> **Objective**
Wherever the word "APELLIDO" appears in a line, extract that line.

> **Input material**

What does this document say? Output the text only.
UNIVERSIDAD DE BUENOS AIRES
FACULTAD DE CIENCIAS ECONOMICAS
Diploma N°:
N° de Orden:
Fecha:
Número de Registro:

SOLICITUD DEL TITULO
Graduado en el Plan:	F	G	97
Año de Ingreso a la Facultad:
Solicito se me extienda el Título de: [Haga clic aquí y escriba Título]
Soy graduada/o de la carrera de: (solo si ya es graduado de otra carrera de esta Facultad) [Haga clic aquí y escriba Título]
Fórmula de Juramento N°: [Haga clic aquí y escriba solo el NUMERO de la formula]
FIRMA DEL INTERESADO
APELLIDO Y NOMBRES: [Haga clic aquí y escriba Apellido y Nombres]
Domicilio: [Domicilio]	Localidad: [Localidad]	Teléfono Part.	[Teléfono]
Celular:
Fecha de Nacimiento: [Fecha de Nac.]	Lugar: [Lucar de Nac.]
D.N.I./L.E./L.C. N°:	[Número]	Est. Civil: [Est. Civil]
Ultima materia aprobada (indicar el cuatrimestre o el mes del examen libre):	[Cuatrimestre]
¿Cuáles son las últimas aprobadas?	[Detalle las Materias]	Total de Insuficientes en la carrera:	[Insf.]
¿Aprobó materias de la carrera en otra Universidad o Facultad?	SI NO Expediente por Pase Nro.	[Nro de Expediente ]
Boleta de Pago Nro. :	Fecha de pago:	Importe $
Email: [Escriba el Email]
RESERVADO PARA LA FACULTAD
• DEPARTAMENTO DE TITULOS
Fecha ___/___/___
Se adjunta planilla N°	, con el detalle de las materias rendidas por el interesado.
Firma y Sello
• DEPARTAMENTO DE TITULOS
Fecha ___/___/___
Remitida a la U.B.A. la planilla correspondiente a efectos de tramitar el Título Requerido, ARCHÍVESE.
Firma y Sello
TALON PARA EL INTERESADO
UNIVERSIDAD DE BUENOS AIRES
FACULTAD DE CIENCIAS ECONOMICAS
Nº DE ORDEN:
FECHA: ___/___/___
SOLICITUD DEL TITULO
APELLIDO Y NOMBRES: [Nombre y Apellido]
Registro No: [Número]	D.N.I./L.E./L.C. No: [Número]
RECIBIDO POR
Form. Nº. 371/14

==

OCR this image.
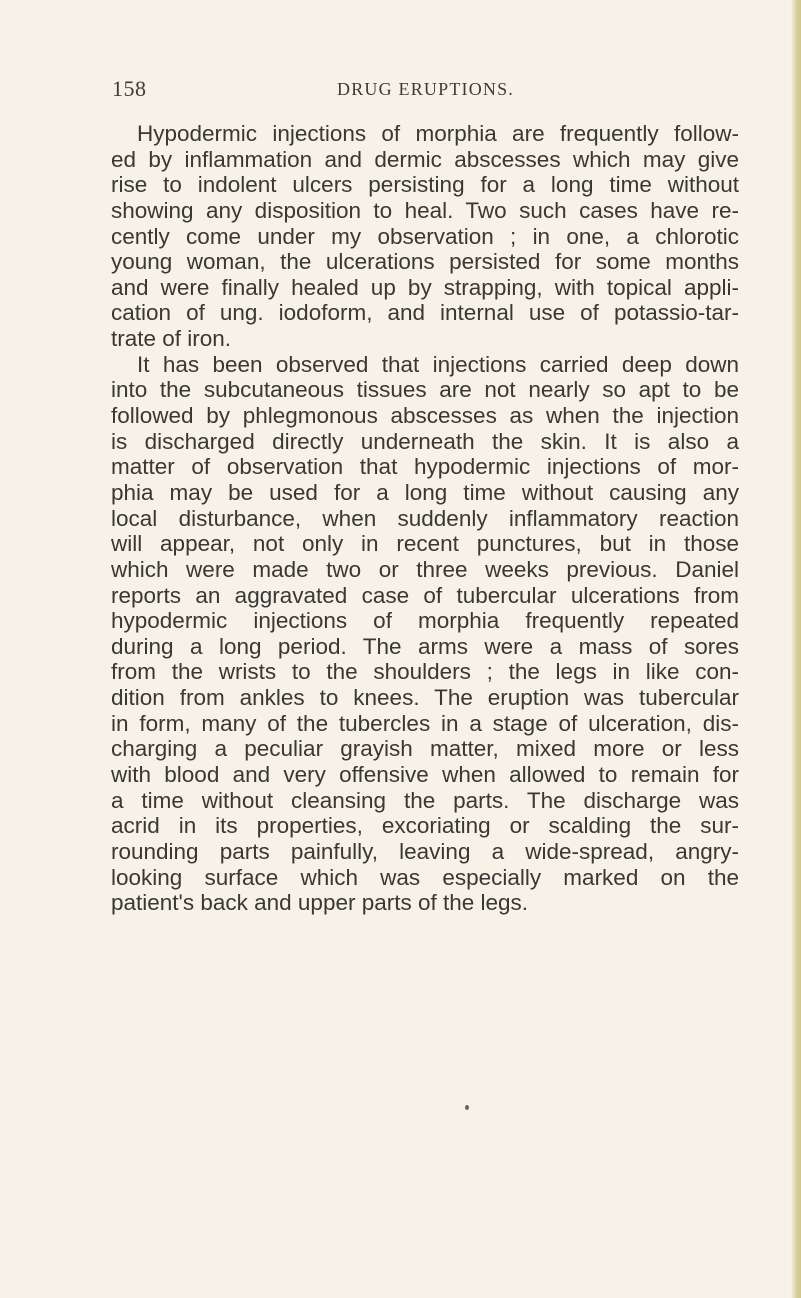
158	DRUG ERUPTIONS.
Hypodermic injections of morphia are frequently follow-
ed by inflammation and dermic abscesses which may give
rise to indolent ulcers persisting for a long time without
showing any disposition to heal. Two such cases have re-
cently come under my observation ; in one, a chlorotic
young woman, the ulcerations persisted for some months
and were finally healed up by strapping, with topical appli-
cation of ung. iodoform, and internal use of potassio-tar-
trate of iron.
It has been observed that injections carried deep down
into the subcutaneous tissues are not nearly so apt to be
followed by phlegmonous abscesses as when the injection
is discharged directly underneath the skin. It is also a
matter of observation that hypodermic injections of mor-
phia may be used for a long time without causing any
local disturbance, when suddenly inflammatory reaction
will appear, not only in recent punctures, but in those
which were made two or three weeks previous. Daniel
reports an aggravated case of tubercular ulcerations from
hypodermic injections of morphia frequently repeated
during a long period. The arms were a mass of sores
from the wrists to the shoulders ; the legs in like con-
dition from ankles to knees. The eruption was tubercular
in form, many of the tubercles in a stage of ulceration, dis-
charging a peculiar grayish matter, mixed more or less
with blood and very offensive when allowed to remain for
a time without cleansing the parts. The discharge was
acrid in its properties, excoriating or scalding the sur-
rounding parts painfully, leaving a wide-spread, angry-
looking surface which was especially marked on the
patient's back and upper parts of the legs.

> **Output below**
APELLIDO Y NOMBRES: [Haga clic aquí y escriba Apellido y Nombres]
APELLIDO Y NOMBRES: [Nombre y Apellido]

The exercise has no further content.